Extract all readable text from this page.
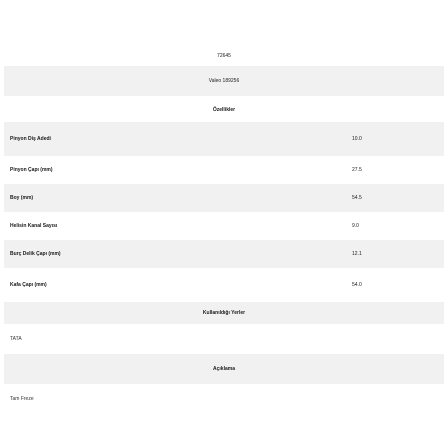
72645
Valeo 189256
Özellikler
Pinyon Diş Adedi	10.0
Pinyon Çapı (mm)	27.5
Boy (mm)	54.5
Helisin Kanal Sayısı	9.0
Burç Delik Çapı (mm)	12.1
Kafa Çapı (mm)	54.0
Kullanıldığı Yerler
TATA
Açıklama
Tam Freze
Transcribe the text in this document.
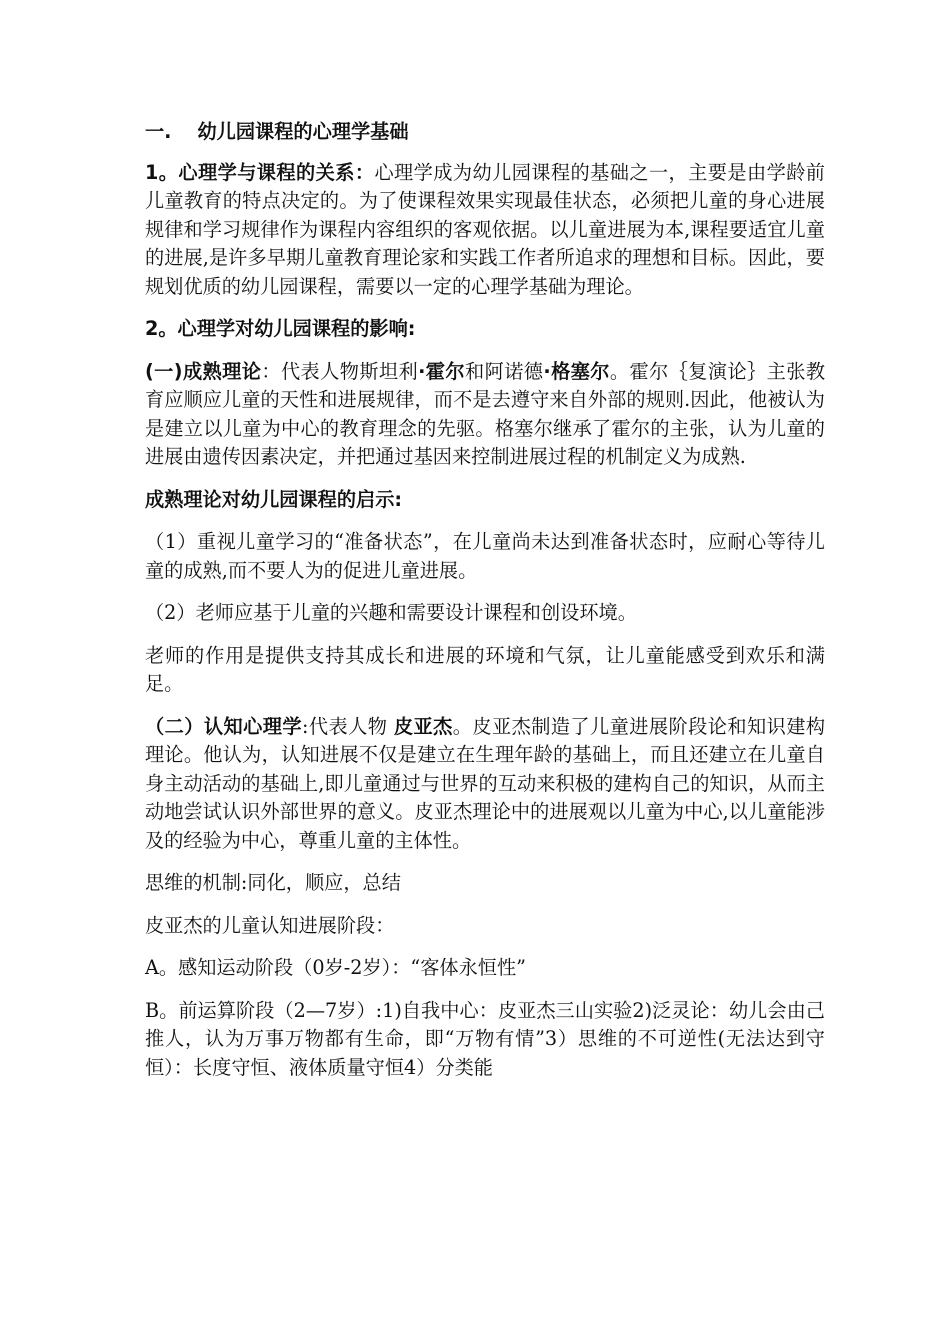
一. 幼儿园课程的心理学基础

1。心理学与课程的关系：心理学成为幼儿园课程的基础之一，主要是由学龄前儿童教育的特点决定的。为了使课程效果实现最佳状态，必须把儿童的身心进展规律和学习规律作为课程内容组织的客观依据。以儿童进展为本,课程要适宜儿童的进展,是许多早期儿童教育理论家和实践工作者所追求的理想和目标。因此，要规划优质的幼儿园课程，需要以一定的心理学基础为理论。

2。心理学对幼儿园课程的影响:

(一)成熟理论：代表人物斯坦利·霍尔和阿诺德·格塞尔。霍尔｛复演论｝主张教育应顺应儿童的天性和进展规律，而不是去遵守来自外部的规则.因此，他被认为是建立以儿童为中心的教育理念的先驱。格塞尔继承了霍尔的主张，认为儿童的进展由遗传因素决定，并把通过基因来控制进展过程的机制定义为成熟.

成熟理论对幼儿园课程的启示:

（1）重视儿童学习的“准备状态”，在儿童尚未达到准备状态时，应耐心等待儿童的成熟,而不要人为的促进儿童进展。

（2）老师应基于儿童的兴趣和需要设计课程和创设环境。

老师的作用是提供支持其成长和进展的环境和气氛，让儿童能感受到欢乐和满足。

（二）认知心理学:代表人物 皮亚杰。皮亚杰制造了儿童进展阶段论和知识建构理论。他认为，认知进展不仅是建立在生理年龄的基础上，而且还建立在儿童自身主动活动的基础上,即儿童通过与世界的互动来积极的建构自己的知识，从而主动地尝试认识外部世界的意义。皮亚杰理论中的进展观以儿童为中心,以儿童能涉及的经验为中心，尊重儿童的主体性。

思维的机制:同化，顺应，总结

皮亚杰的儿童认知进展阶段：

A。感知运动阶段（0岁-2岁）：“客体永恒性”

B。前运算阶段（2—7岁）:1)自我中心：皮亚杰三山实验2)泛灵论：幼儿会由己推人，认为万事万物都有生命，即“万物有情”3）思维的不可逆性(无法达到守恒）：长度守恒、液体质量守恒4）分类能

* [Set problem]:
Reproduce the records above exactly, leaving out every picture they contain.

* [Response]:
Extract all readable text from this page.
72645
Valeo 189256
Özellikler
Pinyon Diş Adedi	10.0
Pinyon Çapı (mm)	27.5
Boy (mm)	54.5
Helisin Kanal Sayısı	9.0
Burç Delik Çapı (mm)	12.1
Kafa Çapı (mm)	54.0
Kullanıldığı Yerler
TATA
Açıklama
Tam Freze
Transcribe the text in this document.
一. 幼儿园课程的心理学基础

1。心理学与课程的关系：心理学成为幼儿园课程的基础之一，主要是由学龄前儿童教育的特点决定的。为了使课程效果实现最佳状态，必须把儿童的身心进展规律和学习规律作为课程内容组织的客观依据。以儿童进展为本,课程要适宜儿童的进展,是许多早期儿童教育理论家和实践工作者所追求的理想和目标。因此，要规划优质的幼儿园课程，需要以一定的心理学基础为理论。

2。心理学对幼儿园课程的影响:

(一)成熟理论：代表人物斯坦利·霍尔和阿诺德·格塞尔。霍尔｛复演论｝主张教育应顺应儿童的天性和进展规律，而不是去遵守来自外部的规则.因此，他被认为是建立以儿童为中心的教育理念的先驱。格塞尔继承了霍尔的主张，认为儿童的进展由遗传因素决定，并把通过基因来控制进展过程的机制定义为成熟.

成熟理论对幼儿园课程的启示:

（1）重视儿童学习的“准备状态”，在儿童尚未达到准备状态时，应耐心等待儿童的成熟,而不要人为的促进儿童进展。

（2）老师应基于儿童的兴趣和需要设计课程和创设环境。

老师的作用是提供支持其成长和进展的环境和气氛，让儿童能感受到欢乐和满足。

（二）认知心理学:代表人物 皮亚杰。皮亚杰制造了儿童进展阶段论和知识建构理论。他认为，认知进展不仅是建立在生理年龄的基础上，而且还建立在儿童自身主动活动的基础上,即儿童通过与世界的互动来积极的建构自己的知识，从而主动地尝试认识外部世界的意义。皮亚杰理论中的进展观以儿童为中心,以儿童能涉及的经验为中心，尊重儿童的主体性。

思维的机制:同化，顺应，总结

皮亚杰的儿童认知进展阶段：

A。感知运动阶段（0岁-2岁）：“客体永恒性”

B。前运算阶段（2—7岁）:1)自我中心：皮亚杰三山实验2)泛灵论：幼儿会由己推人，认为万事万物都有生命，即“万物有情”3）思维的不可逆性(无法达到守恒）：长度守恒、液体质量守恒4）分类能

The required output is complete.